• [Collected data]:
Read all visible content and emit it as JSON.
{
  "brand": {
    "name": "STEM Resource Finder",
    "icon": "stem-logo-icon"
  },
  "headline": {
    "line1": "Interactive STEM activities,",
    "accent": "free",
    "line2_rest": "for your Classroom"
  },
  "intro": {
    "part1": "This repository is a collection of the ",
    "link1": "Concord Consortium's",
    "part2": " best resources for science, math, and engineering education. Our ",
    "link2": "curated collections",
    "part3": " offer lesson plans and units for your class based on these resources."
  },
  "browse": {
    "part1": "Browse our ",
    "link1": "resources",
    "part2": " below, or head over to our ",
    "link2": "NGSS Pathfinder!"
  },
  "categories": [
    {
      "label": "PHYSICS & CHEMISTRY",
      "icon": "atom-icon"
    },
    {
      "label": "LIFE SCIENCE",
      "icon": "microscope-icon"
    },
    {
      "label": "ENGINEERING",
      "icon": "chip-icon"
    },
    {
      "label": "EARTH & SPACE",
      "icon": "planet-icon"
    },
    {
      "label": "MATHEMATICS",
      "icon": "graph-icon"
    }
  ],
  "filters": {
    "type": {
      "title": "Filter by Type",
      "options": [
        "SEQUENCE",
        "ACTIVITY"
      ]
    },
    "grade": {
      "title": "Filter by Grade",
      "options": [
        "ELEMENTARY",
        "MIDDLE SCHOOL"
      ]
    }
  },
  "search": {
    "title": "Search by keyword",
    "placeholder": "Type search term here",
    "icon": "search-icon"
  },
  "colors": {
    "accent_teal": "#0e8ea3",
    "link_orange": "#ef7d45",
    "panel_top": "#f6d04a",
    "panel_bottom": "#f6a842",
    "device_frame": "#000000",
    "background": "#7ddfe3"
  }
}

• [What the task requires]: Report all lines of the material that contain the word "title".

• [Solution below]:
      "title": "Filter by Type",
      "title": "Filter by Grade",
    "title": "Search by keyword",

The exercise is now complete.